DIRECTIVE:
Go through the listing and copy every line word for word.

────

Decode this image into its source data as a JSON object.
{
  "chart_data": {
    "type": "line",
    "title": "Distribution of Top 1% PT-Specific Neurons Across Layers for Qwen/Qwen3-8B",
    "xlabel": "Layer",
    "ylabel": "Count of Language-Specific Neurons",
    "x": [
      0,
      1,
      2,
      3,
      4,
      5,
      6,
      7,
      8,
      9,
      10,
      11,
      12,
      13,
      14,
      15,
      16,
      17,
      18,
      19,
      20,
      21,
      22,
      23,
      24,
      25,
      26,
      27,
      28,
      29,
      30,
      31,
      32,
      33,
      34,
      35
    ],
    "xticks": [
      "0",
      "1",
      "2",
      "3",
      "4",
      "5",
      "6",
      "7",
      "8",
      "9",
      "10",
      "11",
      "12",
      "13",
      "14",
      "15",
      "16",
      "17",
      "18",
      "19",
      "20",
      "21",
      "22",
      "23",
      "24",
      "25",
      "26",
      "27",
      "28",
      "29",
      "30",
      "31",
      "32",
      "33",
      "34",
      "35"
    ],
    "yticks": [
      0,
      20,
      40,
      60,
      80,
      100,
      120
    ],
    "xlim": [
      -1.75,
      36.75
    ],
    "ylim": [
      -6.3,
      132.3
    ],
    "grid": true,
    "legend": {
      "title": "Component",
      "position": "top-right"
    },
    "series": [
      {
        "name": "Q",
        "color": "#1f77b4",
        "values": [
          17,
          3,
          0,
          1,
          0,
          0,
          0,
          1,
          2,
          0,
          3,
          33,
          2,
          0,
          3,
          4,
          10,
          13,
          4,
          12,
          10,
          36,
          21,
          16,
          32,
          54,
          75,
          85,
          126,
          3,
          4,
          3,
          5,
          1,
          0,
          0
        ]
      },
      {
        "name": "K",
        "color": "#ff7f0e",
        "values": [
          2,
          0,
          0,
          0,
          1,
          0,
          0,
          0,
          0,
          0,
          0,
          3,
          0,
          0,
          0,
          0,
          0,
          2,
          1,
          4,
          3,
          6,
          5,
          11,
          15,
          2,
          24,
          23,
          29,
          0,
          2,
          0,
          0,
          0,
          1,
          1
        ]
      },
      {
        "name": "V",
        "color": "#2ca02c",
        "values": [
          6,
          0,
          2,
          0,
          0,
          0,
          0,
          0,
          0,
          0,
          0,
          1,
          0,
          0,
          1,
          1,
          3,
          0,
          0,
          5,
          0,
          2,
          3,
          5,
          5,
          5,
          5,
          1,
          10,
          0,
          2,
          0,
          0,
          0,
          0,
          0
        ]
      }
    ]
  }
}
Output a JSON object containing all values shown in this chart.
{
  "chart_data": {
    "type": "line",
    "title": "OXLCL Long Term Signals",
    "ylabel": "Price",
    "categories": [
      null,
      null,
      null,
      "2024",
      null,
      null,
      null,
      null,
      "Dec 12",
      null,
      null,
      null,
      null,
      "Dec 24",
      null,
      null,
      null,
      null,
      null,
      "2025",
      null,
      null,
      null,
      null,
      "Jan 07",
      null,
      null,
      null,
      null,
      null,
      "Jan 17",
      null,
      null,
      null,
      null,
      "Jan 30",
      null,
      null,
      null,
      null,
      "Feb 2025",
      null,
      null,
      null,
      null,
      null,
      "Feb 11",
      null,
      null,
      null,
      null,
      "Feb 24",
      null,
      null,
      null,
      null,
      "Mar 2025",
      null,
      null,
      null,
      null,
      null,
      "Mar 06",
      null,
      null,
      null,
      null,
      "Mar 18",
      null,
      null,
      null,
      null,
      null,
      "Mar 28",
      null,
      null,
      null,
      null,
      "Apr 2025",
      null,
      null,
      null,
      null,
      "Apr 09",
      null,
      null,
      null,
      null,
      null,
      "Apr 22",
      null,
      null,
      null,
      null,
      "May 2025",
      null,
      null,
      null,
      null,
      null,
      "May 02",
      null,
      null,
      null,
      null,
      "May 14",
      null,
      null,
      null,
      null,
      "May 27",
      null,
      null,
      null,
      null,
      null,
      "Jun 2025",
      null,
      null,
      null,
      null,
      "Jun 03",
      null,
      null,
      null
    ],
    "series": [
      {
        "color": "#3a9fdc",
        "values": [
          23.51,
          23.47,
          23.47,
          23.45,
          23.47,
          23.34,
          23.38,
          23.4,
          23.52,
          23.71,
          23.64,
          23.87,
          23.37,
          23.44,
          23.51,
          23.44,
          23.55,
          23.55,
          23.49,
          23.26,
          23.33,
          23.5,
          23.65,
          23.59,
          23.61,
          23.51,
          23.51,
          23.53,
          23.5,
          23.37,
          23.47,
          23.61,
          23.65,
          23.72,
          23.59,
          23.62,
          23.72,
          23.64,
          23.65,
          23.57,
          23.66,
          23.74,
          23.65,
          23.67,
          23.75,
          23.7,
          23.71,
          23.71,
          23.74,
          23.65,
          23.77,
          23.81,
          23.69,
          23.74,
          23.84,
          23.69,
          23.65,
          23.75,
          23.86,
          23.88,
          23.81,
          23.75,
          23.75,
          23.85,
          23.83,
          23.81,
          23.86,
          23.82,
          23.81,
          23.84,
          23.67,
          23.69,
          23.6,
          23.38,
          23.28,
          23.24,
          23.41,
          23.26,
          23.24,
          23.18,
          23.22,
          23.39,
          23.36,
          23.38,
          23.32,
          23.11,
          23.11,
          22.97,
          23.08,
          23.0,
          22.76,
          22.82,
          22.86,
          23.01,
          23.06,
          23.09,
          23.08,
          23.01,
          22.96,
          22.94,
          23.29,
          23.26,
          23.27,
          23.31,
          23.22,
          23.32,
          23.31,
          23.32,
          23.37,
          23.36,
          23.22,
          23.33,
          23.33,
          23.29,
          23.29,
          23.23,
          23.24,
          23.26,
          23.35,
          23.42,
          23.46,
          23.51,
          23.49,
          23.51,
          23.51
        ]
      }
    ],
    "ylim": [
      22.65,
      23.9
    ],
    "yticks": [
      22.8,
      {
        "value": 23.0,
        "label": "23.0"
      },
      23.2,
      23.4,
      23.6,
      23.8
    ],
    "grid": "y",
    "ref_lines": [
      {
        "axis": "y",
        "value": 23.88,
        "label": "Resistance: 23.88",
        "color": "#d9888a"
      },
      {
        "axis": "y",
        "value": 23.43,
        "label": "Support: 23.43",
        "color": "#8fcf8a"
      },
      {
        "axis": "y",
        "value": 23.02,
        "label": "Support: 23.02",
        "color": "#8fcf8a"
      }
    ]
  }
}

────

FULL OUTPUT:
Decode this image into its source data as a JSON object.
{
  "chart_data": {
    "type": "line",
    "title": "Distribution of Top 1% PT-Specific Neurons Across Layers for Qwen/Qwen3-8B",
    "xlabel": "Layer",
    "ylabel": "Count of Language-Specific Neurons",
    "x": [
      0,
      1,
      2,
      3,
      4,
      5,
      6,
      7,
      8,
      9,
      10,
      11,
      12,
      13,
      14,
      15,
      16,
      17,
      18,
      19,
      20,
      21,
      22,
      23,
      24,
      25,
      26,
      27,
      28,
      29,
      30,
      31,
      32,
      33,
      34,
      35
    ],
    "xticks": [
      "0",
      "1",
      "2",
      "3",
      "4",
      "5",
      "6",
      "7",
      "8",
      "9",
      "10",
      "11",
      "12",
      "13",
      "14",
      "15",
      "16",
      "17",
      "18",
      "19",
      "20",
      "21",
      "22",
      "23",
      "24",
      "25",
      "26",
      "27",
      "28",
      "29",
      "30",
      "31",
      "32",
      "33",
      "34",
      "35"
    ],
    "yticks": [
      0,
      20,
      40,
      60,
      80,
      100,
      120
    ],
    "xlim": [
      -1.75,
      36.75
    ],
    "ylim": [
      -6.3,
      132.3
    ],
    "grid": true,
    "legend": {
      "title": "Component",
      "position": "top-right"
    },
    "series": [
      {
        "name": "Q",
        "color": "#1f77b4",
        "values": [
          17,
          3,
          0,
          1,
          0,
          0,
          0,
          1,
          2,
          0,
          3,
          33,
          2,
          0,
          3,
          4,
          10,
          13,
          4,
          12,
          10,
          36,
          21,
          16,
          32,
          54,
          75,
          85,
          126,
          3,
          4,
          3,
          5,
          1,
          0,
          0
        ]
      },
      {
        "name": "K",
        "color": "#ff7f0e",
        "values": [
          2,
          0,
          0,
          0,
          1,
          0,
          0,
          0,
          0,
          0,
          0,
          3,
          0,
          0,
          0,
          0,
          0,
          2,
          1,
          4,
          3,
          6,
          5,
          11,
          15,
          2,
          24,
          23,
          29,
          0,
          2,
          0,
          0,
          0,
          1,
          1
        ]
      },
      {
        "name": "V",
        "color": "#2ca02c",
        "values": [
          6,
          0,
          2,
          0,
          0,
          0,
          0,
          0,
          0,
          0,
          0,
          1,
          0,
          0,
          1,
          1,
          3,
          0,
          0,
          5,
          0,
          2,
          3,
          5,
          5,
          5,
          5,
          1,
          10,
          0,
          2,
          0,
          0,
          0,
          0,
          0
        ]
      }
    ]
  }
}
Output a JSON object containing all values shown in this chart.
{
  "chart_data": {
    "type": "line",
    "title": "OXLCL Long Term Signals",
    "ylabel": "Price",
    "categories": [
      null,
      null,
      null,
      "2024",
      null,
      null,
      null,
      null,
      "Dec 12",
      null,
      null,
      null,
      null,
      "Dec 24",
      null,
      null,
      null,
      null,
      null,
      "2025",
      null,
      null,
      null,
      null,
      "Jan 07",
      null,
      null,
      null,
      null,
      null,
      "Jan 17",
      null,
      null,
      null,
      null,
      "Jan 30",
      null,
      null,
      null,
      null,
      "Feb 2025",
      null,
      null,
      null,
      null,
      null,
      "Feb 11",
      null,
      null,
      null,
      null,
      "Feb 24",
      null,
      null,
      null,
      null,
      "Mar 2025",
      null,
      null,
      null,
      null,
      null,
      "Mar 06",
      null,
      null,
      null,
      null,
      "Mar 18",
      null,
      null,
      null,
      null,
      null,
      "Mar 28",
      null,
      null,
      null,
      null,
      "Apr 2025",
      null,
      null,
      null,
      null,
      "Apr 09",
      null,
      null,
      null,
      null,
      null,
      "Apr 22",
      null,
      null,
      null,
      null,
      "May 2025",
      null,
      null,
      null,
      null,
      null,
      "May 02",
      null,
      null,
      null,
      null,
      "May 14",
      null,
      null,
      null,
      null,
      "May 27",
      null,
      null,
      null,
      null,
      null,
      "Jun 2025",
      null,
      null,
      null,
      null,
      "Jun 03",
      null,
      null,
      null
    ],
    "series": [
      {
        "color": "#3a9fdc",
        "values": [
          23.51,
          23.47,
          23.47,
          23.45,
          23.47,
          23.34,
          23.38,
          23.4,
          23.52,
          23.71,
          23.64,
          23.87,
          23.37,
          23.44,
          23.51,
          23.44,
          23.55,
          23.55,
          23.49,
          23.26,
          23.33,
          23.5,
          23.65,
          23.59,
          23.61,
          23.51,
          23.51,
          23.53,
          23.5,
          23.37,
          23.47,
          23.61,
          23.65,
          23.72,
          23.59,
          23.62,
          23.72,
          23.64,
          23.65,
          23.57,
          23.66,
          23.74,
          23.65,
          23.67,
          23.75,
          23.7,
          23.71,
          23.71,
          23.74,
          23.65,
          23.77,
          23.81,
          23.69,
          23.74,
          23.84,
          23.69,
          23.65,
          23.75,
          23.86,
          23.88,
          23.81,
          23.75,
          23.75,
          23.85,
          23.83,
          23.81,
          23.86,
          23.82,
          23.81,
          23.84,
          23.67,
          23.69,
          23.6,
          23.38,
          23.28,
          23.24,
          23.41,
          23.26,
          23.24,
          23.18,
          23.22,
          23.39,
          23.36,
          23.38,
          23.32,
          23.11,
          23.11,
          22.97,
          23.08,
          23.0,
          22.76,
          22.82,
          22.86,
          23.01,
          23.06,
          23.09,
          23.08,
          23.01,
          22.96,
          22.94,
          23.29,
          23.26,
          23.27,
          23.31,
          23.22,
          23.32,
          23.31,
          23.32,
          23.37,
          23.36,
          23.22,
          23.33,
          23.33,
          23.29,
          23.29,
          23.23,
          23.24,
          23.26,
          23.35,
          23.42,
          23.46,
          23.51,
          23.49,
          23.51,
          23.51
        ]
      }
    ],
    "ylim": [
      22.65,
      23.9
    ],
    "yticks": [
      22.8,
      {
        "value": 23.0,
        "label": "23.0"
      },
      23.2,
      23.4,
      23.6,
      23.8
    ],
    "grid": "y",
    "ref_lines": [
      {
        "axis": "y",
        "value": 23.88,
        "label": "Resistance: 23.88",
        "color": "#d9888a"
      },
      {
        "axis": "y",
        "value": 23.43,
        "label": "Support: 23.43",
        "color": "#8fcf8a"
      },
      {
        "axis": "y",
        "value": 23.02,
        "label": "Support: 23.02",
        "color": "#8fcf8a"
      }
    ]
  }
}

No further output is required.